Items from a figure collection
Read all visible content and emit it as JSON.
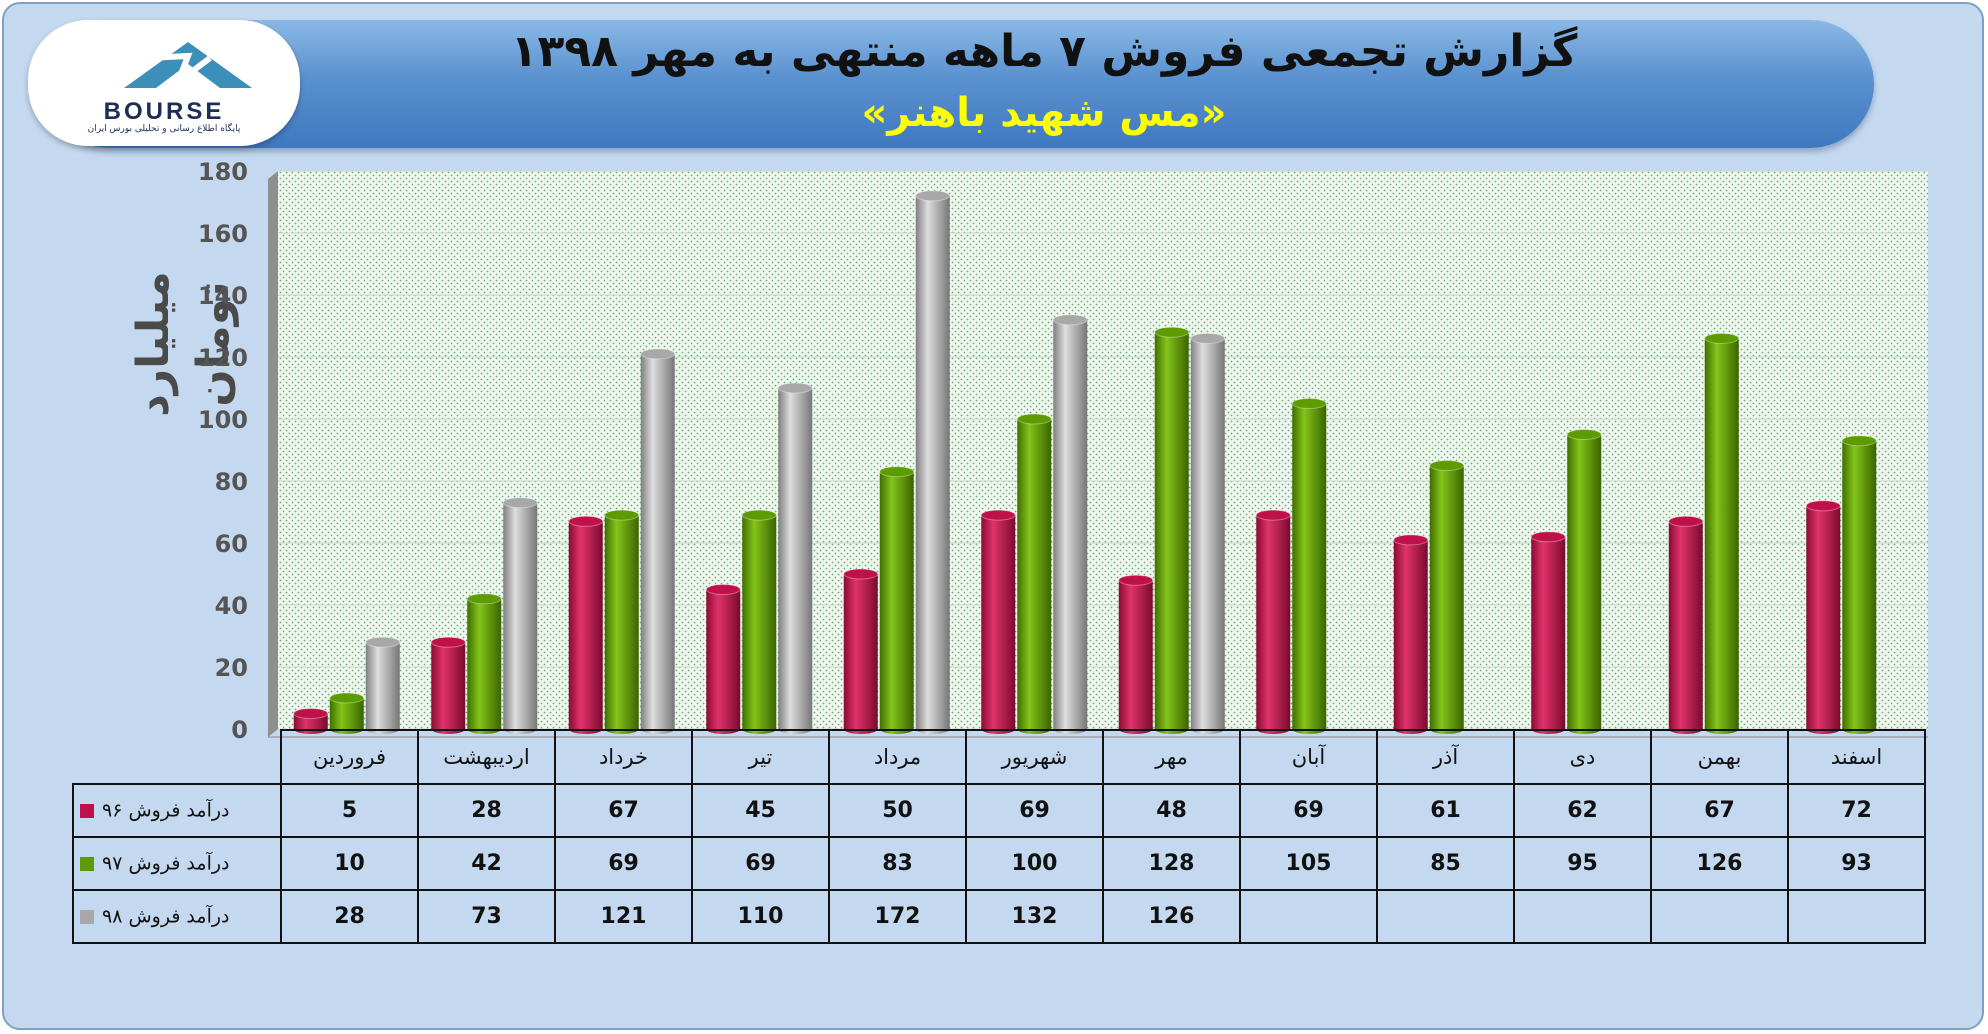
{
  "header": {
    "title": "گزارش تجمعی فروش ۷ ماهه منتهی به مهر ۱۳۹۸",
    "subtitle": "«مس شهید باهنر»"
  },
  "logo": {
    "text": "BOURSE",
    "subtext": "پایگاه اطلاع رسانی و تحلیلی بورس ایران"
  },
  "chart_data": {
    "type": "bar",
    "ylabel": "میلیارد تومان",
    "ylim": [
      0,
      180
    ],
    "yticks": [
      "0",
      "20",
      "40",
      "60",
      "80",
      "100",
      "120",
      "140",
      "160",
      "180"
    ],
    "grid": true,
    "categories": [
      "فروردین",
      "اردیبهشت",
      "خرداد",
      "تیر",
      "مرداد",
      "شهریور",
      "مهر",
      "آبان",
      "آذر",
      "دی",
      "بهمن",
      "اسفند"
    ],
    "series": [
      {
        "name": "درآمد فروش ۹۶",
        "color": "#c0104a",
        "values": [
          5,
          28,
          67,
          45,
          50,
          69,
          48,
          69,
          61,
          62,
          67,
          72
        ]
      },
      {
        "name": "درآمد فروش ۹۷",
        "color": "#5c9c00",
        "values": [
          10,
          42,
          69,
          69,
          83,
          100,
          128,
          105,
          85,
          95,
          126,
          93
        ]
      },
      {
        "name": "درآمد فروش ۹۸",
        "color": "#a8a8a8",
        "values": [
          28,
          73,
          121,
          110,
          172,
          132,
          126,
          null,
          null,
          null,
          null,
          null
        ]
      }
    ]
  }
}
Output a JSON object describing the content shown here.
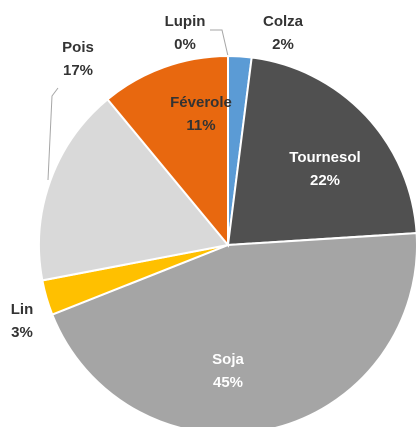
{
  "chart_data": {
    "type": "pie",
    "categories": [
      "Lupin",
      "Colza",
      "Tournesol",
      "Soja",
      "Lin",
      "Pois",
      "Féverole"
    ],
    "values": [
      0,
      2,
      22,
      45,
      3,
      17,
      11
    ],
    "value_labels": [
      "0%",
      "2%",
      "22%",
      "45%",
      "3%",
      "17%",
      "11%"
    ],
    "colors": [
      "#5b9bd5",
      "#5b9bd5",
      "#505050",
      "#a5a5a5",
      "#ffc000",
      "#d9d9d9",
      "#e8680f"
    ]
  }
}
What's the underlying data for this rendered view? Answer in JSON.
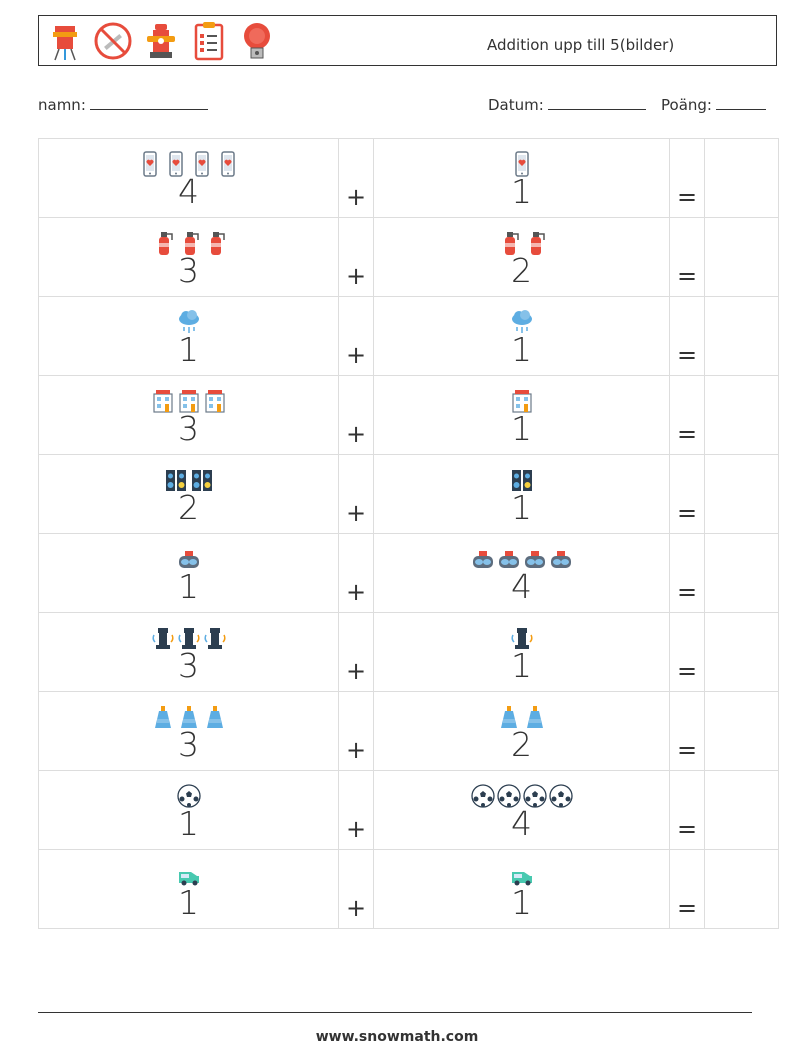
{
  "header": {
    "title": "Addition upp till 5(bilder)",
    "icons": [
      "water-tower-icon",
      "no-smoking-icon",
      "fire-hydrant-icon",
      "clipboard-checklist-icon",
      "alarm-bell-icon"
    ]
  },
  "form": {
    "name_label": "namn:",
    "date_label": "Datum:",
    "score_label": "Poäng:"
  },
  "rows": [
    {
      "a": 4,
      "b": 1,
      "icon": "phone-heart-icon"
    },
    {
      "a": 3,
      "b": 2,
      "icon": "fire-extinguisher-icon"
    },
    {
      "a": 1,
      "b": 1,
      "icon": "rain-cloud-icon"
    },
    {
      "a": 3,
      "b": 1,
      "icon": "building-icon"
    },
    {
      "a": 2,
      "b": 1,
      "icon": "speaker-icon"
    },
    {
      "a": 1,
      "b": 4,
      "icon": "vr-headset-icon"
    },
    {
      "a": 3,
      "b": 1,
      "icon": "chess-rook-icon"
    },
    {
      "a": 3,
      "b": 2,
      "icon": "bottle-icon"
    },
    {
      "a": 1,
      "b": 4,
      "icon": "soccer-ball-icon"
    },
    {
      "a": 1,
      "b": 1,
      "icon": "van-icon"
    }
  ],
  "symbols": {
    "plus": "+",
    "equals": "="
  },
  "footer": {
    "url": "www.snowmath.com"
  }
}
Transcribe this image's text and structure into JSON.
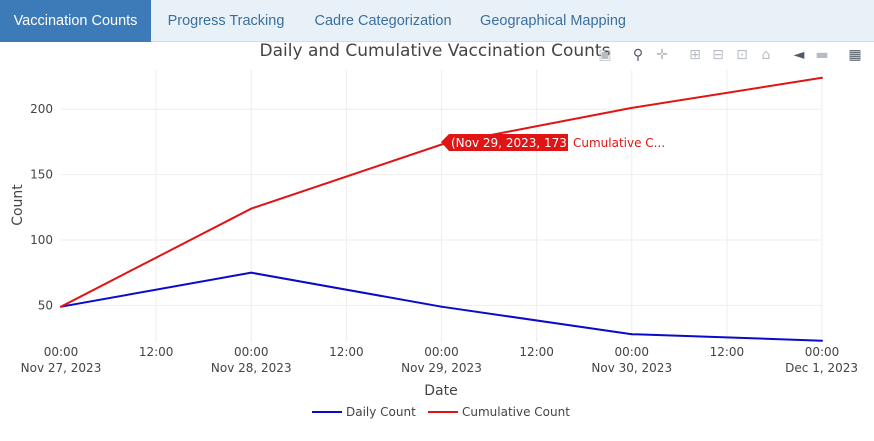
{
  "tabs": [
    {
      "label": "Vaccination Counts",
      "active": true
    },
    {
      "label": "Progress Tracking",
      "active": false
    },
    {
      "label": "Cadre Categorization",
      "active": false
    },
    {
      "label": "Geographical Mapping",
      "active": false
    }
  ],
  "modebar": {
    "icons": [
      "camera-icon",
      "zoom-icon",
      "pan-icon",
      "zoom-in-icon",
      "zoom-out-icon",
      "autoscale-icon",
      "reset-axes-icon",
      "spike-lines-icon",
      "compare-data-icon",
      "plotly-logo-icon"
    ]
  },
  "colors": {
    "tab_active_bg": "#3c7ab8",
    "tab_text": "#3a6f9e",
    "daily": "#0a0ac8",
    "cumulative": "#e01414"
  },
  "chart_data": {
    "type": "line",
    "title": "Daily and Cumulative Vaccination Counts",
    "xlabel": "Date",
    "ylabel": "Count",
    "x": [
      "2023-11-27",
      "2023-11-28",
      "2023-11-29",
      "2023-11-30",
      "2023-12-01"
    ],
    "series": [
      {
        "name": "Daily Count",
        "values": [
          49,
          75,
          49,
          28,
          23
        ],
        "color": "#0a0ac8"
      },
      {
        "name": "Cumulative Count",
        "values": [
          49,
          124,
          173,
          201,
          224
        ],
        "color": "#e01414"
      }
    ],
    "x_ticks": [
      {
        "time": "00:00",
        "date": "Nov 27, 2023"
      },
      {
        "time": "12:00",
        "date": ""
      },
      {
        "time": "00:00",
        "date": "Nov 28, 2023"
      },
      {
        "time": "12:00",
        "date": ""
      },
      {
        "time": "00:00",
        "date": "Nov 29, 2023"
      },
      {
        "time": "12:00",
        "date": ""
      },
      {
        "time": "00:00",
        "date": "Nov 30, 2023"
      },
      {
        "time": "12:00",
        "date": ""
      },
      {
        "time": "00:00",
        "date": "Dec 1, 2023"
      }
    ],
    "y_ticks": [
      50,
      100,
      150,
      200
    ],
    "ylim": [
      22,
      230
    ],
    "grid": true,
    "legend_position": "bottom-center",
    "hover": {
      "label": "(Nov 29, 2023, 173)",
      "series_label": "Cumulative C...",
      "x": "2023-11-29",
      "y": 173
    }
  }
}
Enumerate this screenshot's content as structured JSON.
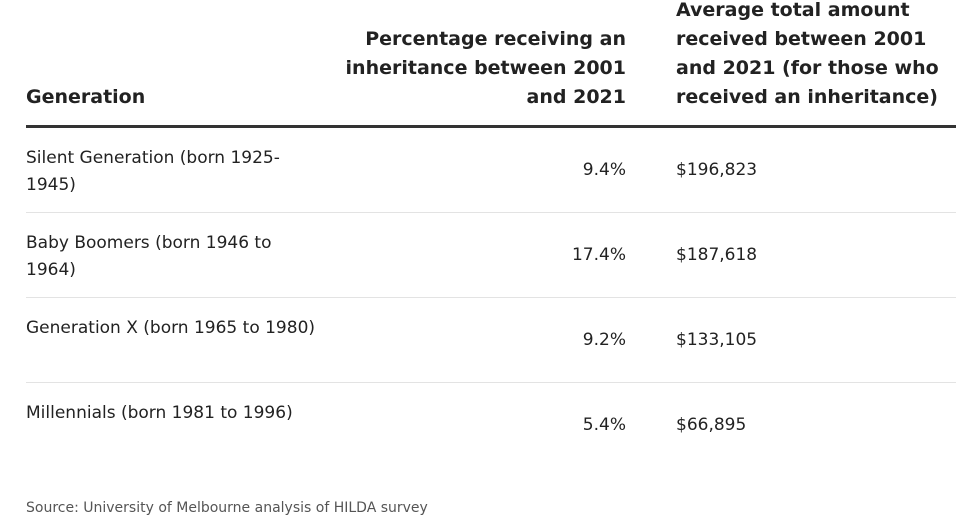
{
  "table": {
    "headers": {
      "generation": "Generation",
      "percentage": "Percentage receiving an inheritance between 2001 and 2021",
      "amount": "Average total amount received between 2001 and 2021 (for those who received an inheritance)"
    },
    "rows": [
      {
        "generation": "Silent Generation (born 1925-1945)",
        "percentage": "9.4%",
        "amount": "$196,823"
      },
      {
        "generation": "Baby Boomers (born 1946 to 1964)",
        "percentage": "17.4%",
        "amount": "$187,618"
      },
      {
        "generation": "Generation X (born 1965 to 1980)",
        "percentage": "9.2%",
        "amount": "$133,105"
      },
      {
        "generation": "Millennials (born 1981 to 1996)",
        "percentage": "5.4%",
        "amount": "$66,895"
      }
    ]
  },
  "source": "Source: University of Melbourne analysis of HILDA survey"
}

TO BE DONE — Every line that holds the word "content" counts once; state the total number of such lines and nothing else.

SOLUTION TO THIS TASK — 3